(Dataset records)
-------------------------

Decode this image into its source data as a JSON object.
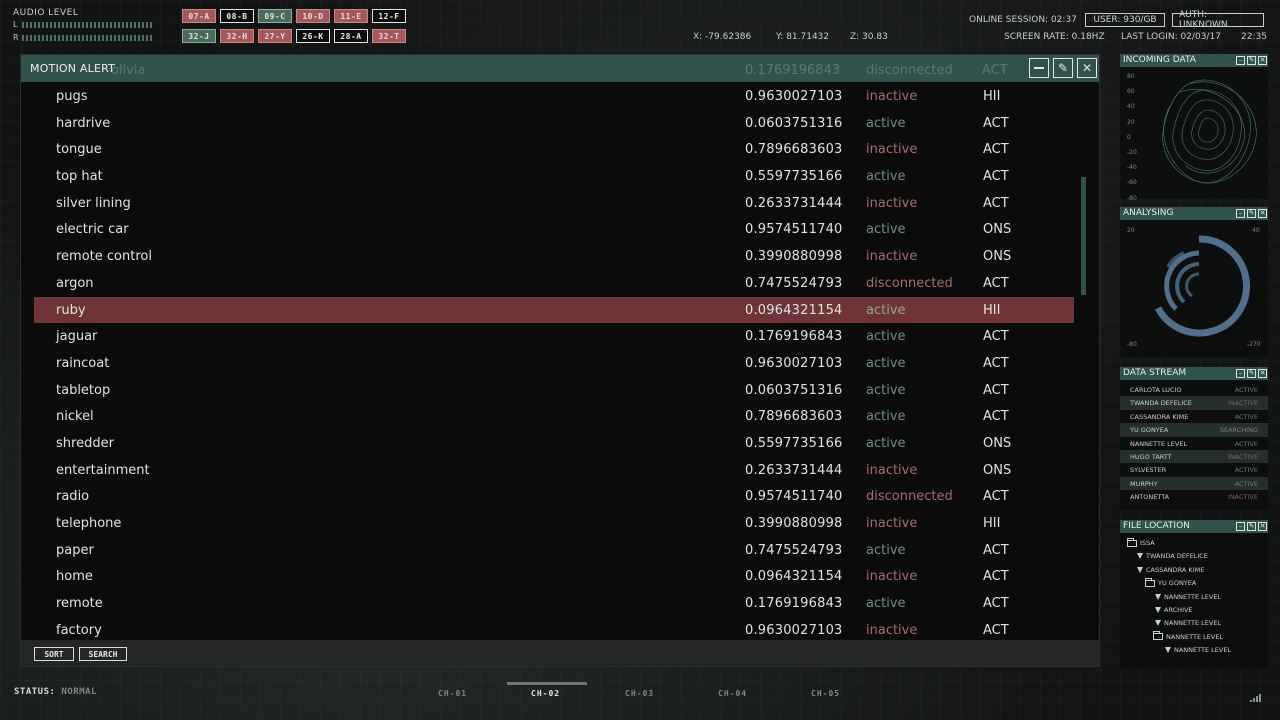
{
  "audio": {
    "label": "AUDIO LEVEL",
    "left": "L",
    "right": "R"
  },
  "tags": [
    {
      "label": "07-A",
      "style": "red"
    },
    {
      "label": "08-B",
      "style": "dark"
    },
    {
      "label": "09-C",
      "style": "green"
    },
    {
      "label": "10-D",
      "style": "red"
    },
    {
      "label": "11-E",
      "style": "red"
    },
    {
      "label": "12-F",
      "style": "dark"
    },
    {
      "label": "32-J",
      "style": "green"
    },
    {
      "label": "32-H",
      "style": "red"
    },
    {
      "label": "27-Y",
      "style": "red"
    },
    {
      "label": "26-K",
      "style": "dark"
    },
    {
      "label": "28-A",
      "style": "dark"
    },
    {
      "label": "32-T",
      "style": "red"
    }
  ],
  "coords": {
    "x": "X: -79.62386",
    "y": "Y: 81.71432",
    "z": "Z: 30.83"
  },
  "header": {
    "online_session": "ONLINE SESSION: 02:37",
    "user": "USER: 930/GB",
    "auth": "AUTH: UNKNOWN",
    "screen_rate": "SCREEN RATE: 0.18HZ",
    "last_login": "LAST LOGIN: 02/03/17",
    "time": "22:35"
  },
  "window": {
    "title": "MOTION ALERT",
    "ghost_row": {
      "name": "olivia",
      "num": "0.1769196843",
      "status": "disconnected",
      "code": "ACT"
    },
    "rows": [
      {
        "name": "pugs",
        "num": "0.9630027103",
        "status": "inactive",
        "code": "HII"
      },
      {
        "name": "hardrive",
        "num": "0.0603751316",
        "status": "active",
        "code": "ACT"
      },
      {
        "name": "tongue",
        "num": "0.7896683603",
        "status": "inactive",
        "code": "ACT"
      },
      {
        "name": "top hat",
        "num": "0.5597735166",
        "status": "active",
        "code": "ACT"
      },
      {
        "name": "silver lining",
        "num": "0.2633731444",
        "status": "inactive",
        "code": "ACT"
      },
      {
        "name": "electric car",
        "num": "0.9574511740",
        "status": "active",
        "code": "ONS"
      },
      {
        "name": "remote control",
        "num": "0.3990880998",
        "status": "inactive",
        "code": "ONS"
      },
      {
        "name": "argon",
        "num": "0.7475524793",
        "status": "disconnected",
        "code": "ACT"
      },
      {
        "name": "ruby",
        "num": "0.0964321154",
        "status": "active",
        "code": "HII",
        "selected": true
      },
      {
        "name": "jaguar",
        "num": "0.1769196843",
        "status": "active",
        "code": "ACT"
      },
      {
        "name": "raincoat",
        "num": "0.9630027103",
        "status": "active",
        "code": "ACT"
      },
      {
        "name": "tabletop",
        "num": "0.0603751316",
        "status": "active",
        "code": "ACT"
      },
      {
        "name": "nickel",
        "num": "0.7896683603",
        "status": "active",
        "code": "ACT"
      },
      {
        "name": "shredder",
        "num": "0.5597735166",
        "status": "active",
        "code": "ONS"
      },
      {
        "name": "entertainment",
        "num": "0.2633731444",
        "status": "inactive",
        "code": "ONS"
      },
      {
        "name": "radio",
        "num": "0.9574511740",
        "status": "disconnected",
        "code": "ACT"
      },
      {
        "name": "telephone",
        "num": "0.3990880998",
        "status": "inactive",
        "code": "HII"
      },
      {
        "name": "paper",
        "num": "0.7475524793",
        "status": "active",
        "code": "ACT"
      },
      {
        "name": "home",
        "num": "0.0964321154",
        "status": "inactive",
        "code": "ACT"
      },
      {
        "name": "remote",
        "num": "0.1769196843",
        "status": "active",
        "code": "ACT"
      },
      {
        "name": "factory",
        "num": "0.9630027103",
        "status": "inactive",
        "code": "ACT"
      }
    ],
    "sort_label": "SORT",
    "search_label": "SEARCH"
  },
  "incoming": {
    "title": "INCOMING DATA",
    "ticks": [
      "80",
      "60",
      "40",
      "20",
      "0",
      "-20",
      "-40",
      "-60",
      "-80"
    ]
  },
  "analysing": {
    "title": "ANALYSING",
    "tl": "20",
    "tr": "40",
    "bl": "-80",
    "br": "-270"
  },
  "data_stream": {
    "title": "DATA STREAM",
    "rows": [
      {
        "name": "CARLOTA LUCIO",
        "status": "ACTIVE"
      },
      {
        "name": "TWANDA DEFELICE",
        "status": "INACTIVE"
      },
      {
        "name": "CASSANDRA KIME",
        "status": "ACTIVE"
      },
      {
        "name": "YU GONYEA",
        "status": "SEARCHING"
      },
      {
        "name": "NANNETTE LEVEL",
        "status": "ACTIVE"
      },
      {
        "name": "HUGO TARTT",
        "status": "INACTIVE"
      },
      {
        "name": "SYLVESTER",
        "status": "ACTIVE"
      },
      {
        "name": "MURPHY",
        "status": "ACTIVE"
      },
      {
        "name": "ANTONETTA",
        "status": "INACTIVE"
      }
    ]
  },
  "file_location": {
    "title": "FILE LOCATION",
    "items": [
      {
        "label": "ISSA",
        "icon": "folder"
      },
      {
        "label": "TWANDA DEFELICE",
        "icon": "triangle"
      },
      {
        "label": "CASSANDRA KIME",
        "icon": "triangle"
      },
      {
        "label": "YU GONYEA",
        "icon": "folder"
      },
      {
        "label": "NANNETTE LEVEL",
        "icon": "triangle"
      },
      {
        "label": "ARCHIVE",
        "icon": "triangle"
      },
      {
        "label": "NANNETTE LEVEL",
        "icon": "triangle"
      },
      {
        "label": "NANNETTE LEVEL",
        "icon": "folder"
      },
      {
        "label": "NANNETTE LEVEL",
        "icon": "triangle"
      }
    ]
  },
  "status": {
    "label": "STATUS:",
    "value": "NORMAL"
  },
  "channels": [
    "CH-01",
    "CH-02",
    "CH-03",
    "CH-04",
    "CH-05"
  ],
  "active_channel": "CH-02"
}
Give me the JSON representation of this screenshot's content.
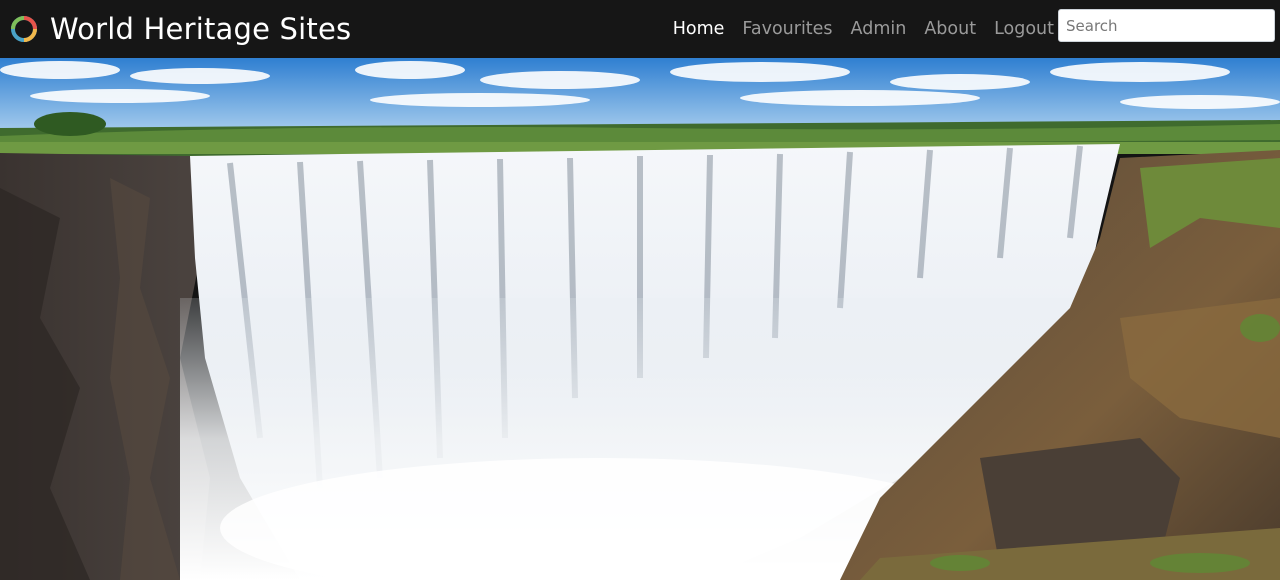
{
  "brand": {
    "title": "World Heritage Sites",
    "logo_icon": "circular-logo-icon"
  },
  "nav": {
    "items": [
      {
        "label": "Home",
        "active": true
      },
      {
        "label": "Favourites",
        "active": false
      },
      {
        "label": "Admin",
        "active": false
      },
      {
        "label": "About",
        "active": false
      },
      {
        "label": "Logout",
        "active": false
      }
    ]
  },
  "search": {
    "placeholder": "Search",
    "value": ""
  },
  "hero": {
    "image_icon": "waterfall-hero-image"
  },
  "colors": {
    "navbar_bg": "#161616",
    "nav_active": "#ffffff",
    "nav_inactive": "#9a9a9a",
    "logo_ring_a": "#e7544b",
    "logo_ring_b": "#4aa3c8",
    "logo_ring_c": "#f2b84b"
  }
}
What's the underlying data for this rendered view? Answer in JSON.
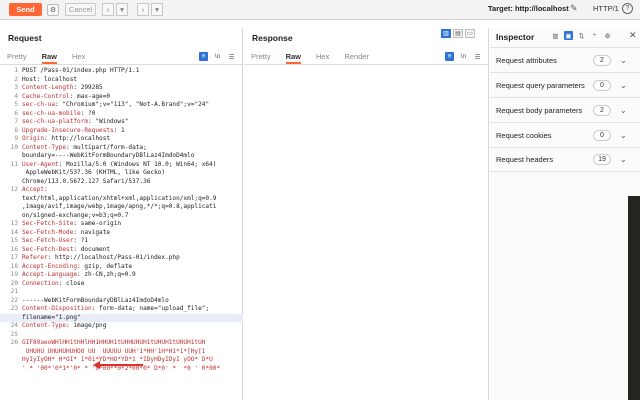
{
  "toolbar": {
    "send_label": "Send",
    "cancel_label": "Cancel",
    "target_text": "Target: http://localhost",
    "http_version": "HTTP/1",
    "help": "?"
  },
  "request": {
    "title": "Request",
    "tabs": [
      "Pretty",
      "Raw",
      "Hex"
    ],
    "active_tab": "Raw",
    "tab_icons": [
      "wrap",
      "\\n",
      "menu"
    ]
  },
  "response": {
    "title": "Response",
    "tabs": [
      "Pretty",
      "Raw",
      "Hex",
      "Render"
    ],
    "active_tab": "Raw",
    "tab_icons": [
      "wrap",
      "\\n",
      "menu"
    ]
  },
  "inspector": {
    "title": "Inspector",
    "rows": [
      {
        "label": "Request attributes",
        "count": "2"
      },
      {
        "label": "Request query parameters",
        "count": "0"
      },
      {
        "label": "Request body parameters",
        "count": "2"
      },
      {
        "label": "Request cookies",
        "count": "0"
      },
      {
        "label": "Request headers",
        "count": "19"
      }
    ]
  },
  "colors": {
    "accent": "#ff6633",
    "selected": "#2f72d6",
    "header_key": "#c03030"
  },
  "code_lines": [
    {
      "n": "1",
      "k": "",
      "v": "POST /Pass-01/index.php HTTP/1.1"
    },
    {
      "n": "2",
      "k": "",
      "v": "Host: localhost"
    },
    {
      "n": "3",
      "k": "Content-Length",
      "v": ": 299285"
    },
    {
      "n": "4",
      "k": "Cache-Control",
      "v": ": max-age=0"
    },
    {
      "n": "5",
      "k": "sec-ch-ua",
      "v": ": \"Chromium\";v=\"113\", \"Not-A.Brand\";v=\"24\""
    },
    {
      "n": "6",
      "k": "sec-ch-ua-mobile",
      "v": ": ?0"
    },
    {
      "n": "7",
      "k": "sec-ch-ua-platform",
      "v": ": \"Windows\""
    },
    {
      "n": "8",
      "k": "Upgrade-Insecure-Requests",
      "v": ": 1"
    },
    {
      "n": "9",
      "k": "Origin",
      "v": ": http://localhost"
    },
    {
      "n": "10",
      "k": "Content-Type",
      "v": ": multipart/form-data;"
    },
    {
      "n": "",
      "k": "",
      "v": "boundary=----WebKitFormBoundaryDBlLaz4ImdoD4mlo"
    },
    {
      "n": "11",
      "k": "User-Agent",
      "v": ": Mozilla/5.0 (Windows NT 10.0; Win64; x64)"
    },
    {
      "n": "",
      "k": "",
      "v": " AppleWebKit/537.36 (KHTML, like Gecko)"
    },
    {
      "n": "",
      "k": "",
      "v": "Chrome/113.0.5672.127 Safari/537.36"
    },
    {
      "n": "12",
      "k": "Accept",
      "v": ":"
    },
    {
      "n": "",
      "k": "",
      "v": "text/html,application/xhtml+xml,application/xml;q=0.9"
    },
    {
      "n": "",
      "k": "",
      "v": ",image/avif,image/webp,image/apng,*/*;q=0.8,applicati"
    },
    {
      "n": "",
      "k": "",
      "v": "on/signed-exchange;v=b3;q=0.7"
    },
    {
      "n": "13",
      "k": "Sec-Fetch-Site",
      "v": ": same-origin"
    },
    {
      "n": "14",
      "k": "Sec-Fetch-Mode",
      "v": ": navigate"
    },
    {
      "n": "15",
      "k": "Sec-Fetch-User",
      "v": ": ?1"
    },
    {
      "n": "16",
      "k": "Sec-Fetch-Dest",
      "v": ": document"
    },
    {
      "n": "17",
      "k": "Referer",
      "v": ": http://localhost/Pass-01/index.php"
    },
    {
      "n": "18",
      "k": "Accept-Encoding",
      "v": ": gzip, deflate"
    },
    {
      "n": "19",
      "k": "Accept-Language",
      "v": ": zh-CN,zh;q=0.9"
    },
    {
      "n": "20",
      "k": "Connection",
      "v": ": close"
    },
    {
      "n": "21",
      "k": "",
      "v": ""
    },
    {
      "n": "22",
      "k": "",
      "v": "------WebKitFormBoundaryDBlLaz4ImdoD4mlo"
    },
    {
      "n": "23",
      "k": "Content-Disposition",
      "v": ": form-data; name=\"upload_file\";"
    },
    {
      "n": "",
      "k": "",
      "v": "filename=\"1.png\""
    },
    {
      "n": "24",
      "k": "Content-Type",
      "v": ": image/png"
    },
    {
      "n": "25",
      "k": "",
      "v": ""
    },
    {
      "n": "26",
      "k": "",
      "v": "GIF89aeoWHlHH1tHHlHH1HHUH1tUHHUHUH1tUHUH1tUHUH1tUH"
    },
    {
      "n": "",
      "k": "",
      "v": " UHUHU UHUHUHUHOO UU  UUUUU UUH'1*HH'1H*H1*1*[Hy[1"
    },
    {
      "n": "",
      "k": "",
      "v": "HyIyIyOH* H*OI* 1*01*YD*HO*YD*1 *IDyHDyIDyI yOO* D*U"
    },
    {
      "n": "",
      "k": "",
      "v": "' * '00*'0*1*'0* * '0*00**0*2*00*0* D*0' *  *0 ' 0*00*"
    }
  ]
}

-------------------------

- Exercise directions
Identify the lines that contain the string "Pass", and copy every one of them.

- Solved exercise
      "v": "POST /Pass-01/index.php HTTP/1.1"
      "v": ": http://localhost/Pass-01/index.php"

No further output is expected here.